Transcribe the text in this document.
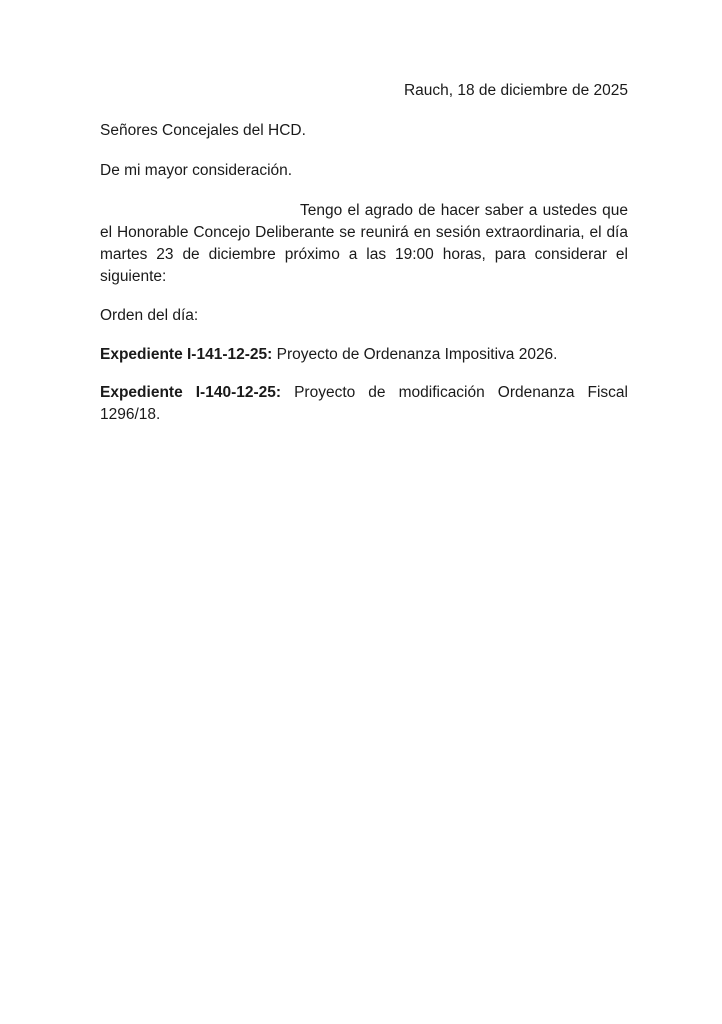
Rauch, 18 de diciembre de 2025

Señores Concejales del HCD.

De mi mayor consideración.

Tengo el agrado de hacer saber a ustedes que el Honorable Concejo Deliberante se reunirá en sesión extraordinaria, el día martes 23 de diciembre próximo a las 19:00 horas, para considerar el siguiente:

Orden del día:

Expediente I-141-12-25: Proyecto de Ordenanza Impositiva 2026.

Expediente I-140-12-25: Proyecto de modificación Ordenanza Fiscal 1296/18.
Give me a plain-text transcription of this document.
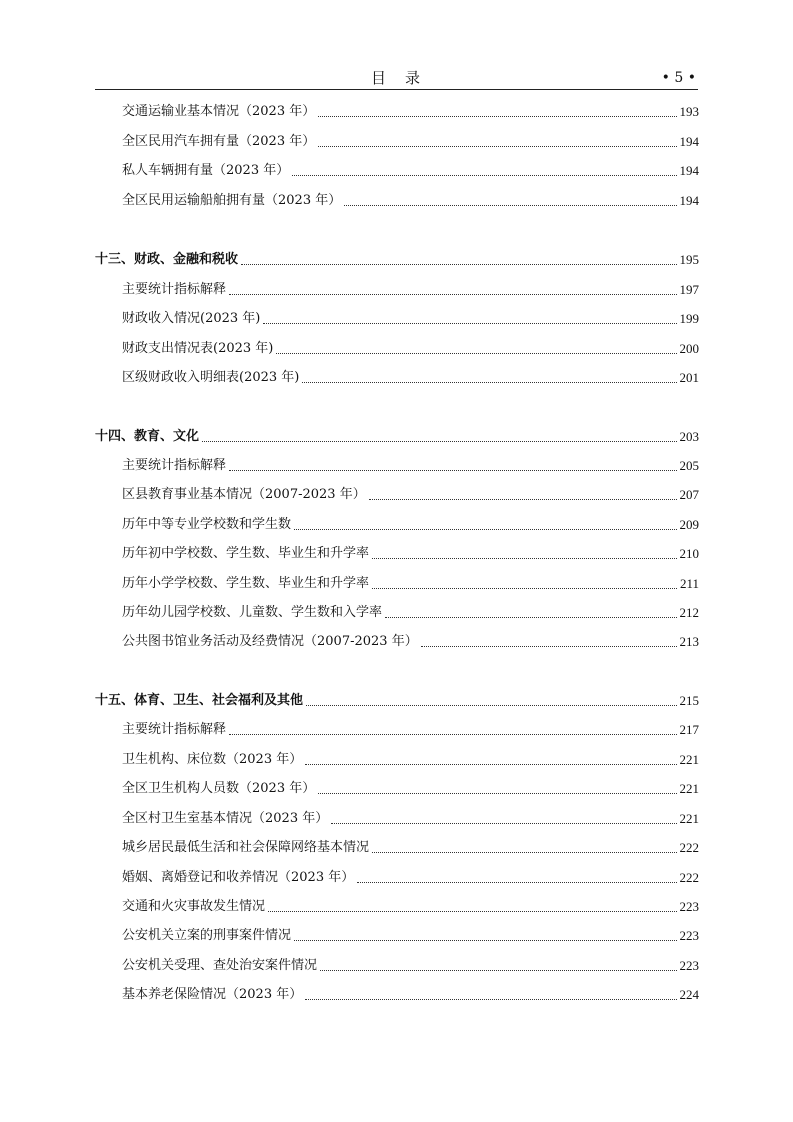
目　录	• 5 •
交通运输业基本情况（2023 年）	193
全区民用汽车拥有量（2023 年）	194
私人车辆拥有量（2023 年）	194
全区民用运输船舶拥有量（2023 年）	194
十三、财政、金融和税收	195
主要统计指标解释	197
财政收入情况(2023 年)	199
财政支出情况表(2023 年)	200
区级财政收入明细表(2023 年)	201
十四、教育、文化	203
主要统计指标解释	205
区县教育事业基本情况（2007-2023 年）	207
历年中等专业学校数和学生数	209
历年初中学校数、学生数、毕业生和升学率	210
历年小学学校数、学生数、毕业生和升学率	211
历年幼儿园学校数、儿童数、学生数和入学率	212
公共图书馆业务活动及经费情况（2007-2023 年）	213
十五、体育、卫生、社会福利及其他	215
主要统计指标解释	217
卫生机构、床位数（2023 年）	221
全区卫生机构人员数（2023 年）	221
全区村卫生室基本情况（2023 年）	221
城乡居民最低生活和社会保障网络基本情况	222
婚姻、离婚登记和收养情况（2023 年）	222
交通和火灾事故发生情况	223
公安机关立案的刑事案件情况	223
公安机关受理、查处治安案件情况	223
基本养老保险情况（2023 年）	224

--------------------

WRITTEN TASK
Repeat the material above in full and exactly, omitting the pictures.

THE REPLY
Transcribe the text in this document.
Rauch, 18 de diciembre de 2025

Señores Concejales del HCD.

De mi mayor consideración.

Tengo el agrado de hacer saber a ustedes que el Honorable Concejo Deliberante se reunirá en sesión extraordinaria, el día martes 23 de diciembre próximo a las 19:00 horas, para considerar el siguiente:

Orden del día:

Expediente I-141-12-25: Proyecto de Ordenanza Impositiva 2026.

Expediente I-140-12-25: Proyecto de modificación Ordenanza Fiscal 1296/18.
Give me a plain-text transcription of this document.
目　录	• 5 •
交通运输业基本情况（2023 年）	193
全区民用汽车拥有量（2023 年）	194
私人车辆拥有量（2023 年）	194
全区民用运输船舶拥有量（2023 年）	194
十三、财政、金融和税收	195
主要统计指标解释	197
财政收入情况(2023 年)	199
财政支出情况表(2023 年)	200
区级财政收入明细表(2023 年)	201
十四、教育、文化	203
主要统计指标解释	205
区县教育事业基本情况（2007-2023 年）	207
历年中等专业学校数和学生数	209
历年初中学校数、学生数、毕业生和升学率	210
历年小学学校数、学生数、毕业生和升学率	211
历年幼儿园学校数、儿童数、学生数和入学率	212
公共图书馆业务活动及经费情况（2007-2023 年）	213
十五、体育、卫生、社会福利及其他	215
主要统计指标解释	217
卫生机构、床位数（2023 年）	221
全区卫生机构人员数（2023 年）	221
全区村卫生室基本情况（2023 年）	221
城乡居民最低生活和社会保障网络基本情况	222
婚姻、离婚登记和收养情况（2023 年）	222
交通和火灾事故发生情况	223
公安机关立案的刑事案件情况	223
公安机关受理、查处治安案件情况	223
基本养老保险情况（2023 年）	224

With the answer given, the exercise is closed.